Stored items
§
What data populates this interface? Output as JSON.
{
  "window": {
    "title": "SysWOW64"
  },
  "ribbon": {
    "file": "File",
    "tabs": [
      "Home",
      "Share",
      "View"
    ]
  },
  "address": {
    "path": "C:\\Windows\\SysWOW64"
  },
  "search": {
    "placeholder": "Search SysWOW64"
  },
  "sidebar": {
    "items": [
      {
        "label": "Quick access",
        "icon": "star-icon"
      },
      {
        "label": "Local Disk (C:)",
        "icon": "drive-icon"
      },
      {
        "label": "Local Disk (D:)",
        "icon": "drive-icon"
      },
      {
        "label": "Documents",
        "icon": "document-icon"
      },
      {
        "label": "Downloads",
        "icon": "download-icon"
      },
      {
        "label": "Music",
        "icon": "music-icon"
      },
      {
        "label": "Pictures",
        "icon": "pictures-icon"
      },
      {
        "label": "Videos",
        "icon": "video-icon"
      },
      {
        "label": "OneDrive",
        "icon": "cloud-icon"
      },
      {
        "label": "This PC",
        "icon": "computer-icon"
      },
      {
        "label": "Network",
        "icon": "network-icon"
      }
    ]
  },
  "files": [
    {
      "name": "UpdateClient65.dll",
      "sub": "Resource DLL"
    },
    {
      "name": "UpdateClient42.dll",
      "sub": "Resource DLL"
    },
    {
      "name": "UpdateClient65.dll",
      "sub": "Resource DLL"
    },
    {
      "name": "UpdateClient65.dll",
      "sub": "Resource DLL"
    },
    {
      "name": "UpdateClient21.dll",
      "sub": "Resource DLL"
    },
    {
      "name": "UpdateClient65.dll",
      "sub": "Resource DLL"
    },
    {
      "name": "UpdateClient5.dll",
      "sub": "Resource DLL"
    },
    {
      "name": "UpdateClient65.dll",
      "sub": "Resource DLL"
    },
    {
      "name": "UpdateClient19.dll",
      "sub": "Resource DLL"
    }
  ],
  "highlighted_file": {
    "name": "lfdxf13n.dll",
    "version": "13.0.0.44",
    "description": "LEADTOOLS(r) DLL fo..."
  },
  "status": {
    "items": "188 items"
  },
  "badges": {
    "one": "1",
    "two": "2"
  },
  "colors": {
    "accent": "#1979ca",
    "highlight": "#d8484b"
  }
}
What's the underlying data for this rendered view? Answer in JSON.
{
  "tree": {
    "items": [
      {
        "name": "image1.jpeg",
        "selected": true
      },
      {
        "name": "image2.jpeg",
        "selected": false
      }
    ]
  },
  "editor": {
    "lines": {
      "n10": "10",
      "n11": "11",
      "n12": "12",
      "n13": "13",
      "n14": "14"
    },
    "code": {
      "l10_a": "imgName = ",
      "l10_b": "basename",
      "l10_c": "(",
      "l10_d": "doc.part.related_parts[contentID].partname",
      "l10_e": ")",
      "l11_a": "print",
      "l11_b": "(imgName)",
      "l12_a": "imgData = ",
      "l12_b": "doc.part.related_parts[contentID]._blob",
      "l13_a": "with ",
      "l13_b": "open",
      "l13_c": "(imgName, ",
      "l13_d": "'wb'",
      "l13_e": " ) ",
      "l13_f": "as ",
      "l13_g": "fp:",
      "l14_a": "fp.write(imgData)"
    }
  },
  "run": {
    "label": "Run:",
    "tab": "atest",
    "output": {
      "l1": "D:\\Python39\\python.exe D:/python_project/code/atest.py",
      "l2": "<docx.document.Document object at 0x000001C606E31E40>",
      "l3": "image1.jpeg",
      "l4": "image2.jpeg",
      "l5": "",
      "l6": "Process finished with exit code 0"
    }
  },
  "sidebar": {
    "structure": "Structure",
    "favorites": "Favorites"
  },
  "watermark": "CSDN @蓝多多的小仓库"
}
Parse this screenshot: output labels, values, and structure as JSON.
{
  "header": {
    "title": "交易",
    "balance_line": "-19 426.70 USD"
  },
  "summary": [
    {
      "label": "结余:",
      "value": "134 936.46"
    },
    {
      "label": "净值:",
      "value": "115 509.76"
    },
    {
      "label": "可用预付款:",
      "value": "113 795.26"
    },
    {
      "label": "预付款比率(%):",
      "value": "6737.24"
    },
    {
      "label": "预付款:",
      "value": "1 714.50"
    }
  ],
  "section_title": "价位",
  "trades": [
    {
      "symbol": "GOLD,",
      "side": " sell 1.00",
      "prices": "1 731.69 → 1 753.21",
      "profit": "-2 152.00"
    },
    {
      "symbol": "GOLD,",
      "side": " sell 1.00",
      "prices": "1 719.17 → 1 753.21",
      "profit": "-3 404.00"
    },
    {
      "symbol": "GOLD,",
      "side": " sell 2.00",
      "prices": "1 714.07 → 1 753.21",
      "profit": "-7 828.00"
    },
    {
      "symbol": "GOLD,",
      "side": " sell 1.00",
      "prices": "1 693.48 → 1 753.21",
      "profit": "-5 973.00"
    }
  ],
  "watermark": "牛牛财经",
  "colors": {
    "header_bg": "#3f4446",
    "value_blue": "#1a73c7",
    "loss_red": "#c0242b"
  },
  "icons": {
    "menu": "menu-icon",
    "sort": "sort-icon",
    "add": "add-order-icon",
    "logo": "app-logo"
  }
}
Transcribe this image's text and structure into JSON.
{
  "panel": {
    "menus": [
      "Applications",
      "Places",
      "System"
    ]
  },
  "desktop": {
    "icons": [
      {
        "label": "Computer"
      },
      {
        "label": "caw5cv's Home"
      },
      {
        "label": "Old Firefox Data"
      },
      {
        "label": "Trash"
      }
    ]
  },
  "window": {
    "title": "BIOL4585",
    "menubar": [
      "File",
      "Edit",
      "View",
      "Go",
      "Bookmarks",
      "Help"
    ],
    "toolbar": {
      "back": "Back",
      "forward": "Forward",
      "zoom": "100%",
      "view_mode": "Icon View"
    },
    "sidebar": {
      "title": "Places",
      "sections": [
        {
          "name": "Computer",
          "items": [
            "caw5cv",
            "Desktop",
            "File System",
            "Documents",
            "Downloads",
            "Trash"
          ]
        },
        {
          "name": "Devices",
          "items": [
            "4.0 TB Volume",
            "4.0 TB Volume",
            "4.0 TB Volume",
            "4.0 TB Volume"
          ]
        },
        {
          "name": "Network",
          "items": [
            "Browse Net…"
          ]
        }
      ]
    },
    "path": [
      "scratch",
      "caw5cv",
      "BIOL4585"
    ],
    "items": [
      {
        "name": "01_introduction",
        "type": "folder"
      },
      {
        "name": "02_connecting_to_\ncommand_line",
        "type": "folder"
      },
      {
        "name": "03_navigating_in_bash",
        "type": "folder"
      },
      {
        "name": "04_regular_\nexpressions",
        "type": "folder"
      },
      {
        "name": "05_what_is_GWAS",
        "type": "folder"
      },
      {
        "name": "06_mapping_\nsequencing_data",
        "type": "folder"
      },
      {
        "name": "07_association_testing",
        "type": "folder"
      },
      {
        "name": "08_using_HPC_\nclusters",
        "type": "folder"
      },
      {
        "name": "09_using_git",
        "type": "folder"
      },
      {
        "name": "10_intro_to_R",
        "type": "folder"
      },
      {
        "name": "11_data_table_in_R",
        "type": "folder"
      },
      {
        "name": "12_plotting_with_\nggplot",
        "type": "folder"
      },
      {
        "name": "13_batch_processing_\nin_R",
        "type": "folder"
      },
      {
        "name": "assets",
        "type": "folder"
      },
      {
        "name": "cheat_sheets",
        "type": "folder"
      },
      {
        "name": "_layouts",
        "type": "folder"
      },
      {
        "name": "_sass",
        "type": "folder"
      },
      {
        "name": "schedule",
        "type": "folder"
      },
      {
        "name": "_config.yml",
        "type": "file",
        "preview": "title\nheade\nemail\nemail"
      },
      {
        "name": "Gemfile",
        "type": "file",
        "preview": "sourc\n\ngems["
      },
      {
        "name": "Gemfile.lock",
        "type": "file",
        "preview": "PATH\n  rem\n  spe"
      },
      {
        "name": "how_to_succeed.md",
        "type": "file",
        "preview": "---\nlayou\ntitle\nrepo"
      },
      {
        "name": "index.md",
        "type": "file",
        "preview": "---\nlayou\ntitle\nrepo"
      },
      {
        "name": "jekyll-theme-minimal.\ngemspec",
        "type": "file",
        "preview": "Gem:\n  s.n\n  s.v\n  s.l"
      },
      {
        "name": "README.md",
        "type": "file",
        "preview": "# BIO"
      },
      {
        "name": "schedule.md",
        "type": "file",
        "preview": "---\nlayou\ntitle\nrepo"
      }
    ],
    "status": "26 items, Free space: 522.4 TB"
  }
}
§
_PROBLEM STATEMENT_
For each line above that contains the word "status", copy that line.

_RESULT_
  "status": {
    "status": "26 items, Free space: 522.4 TB"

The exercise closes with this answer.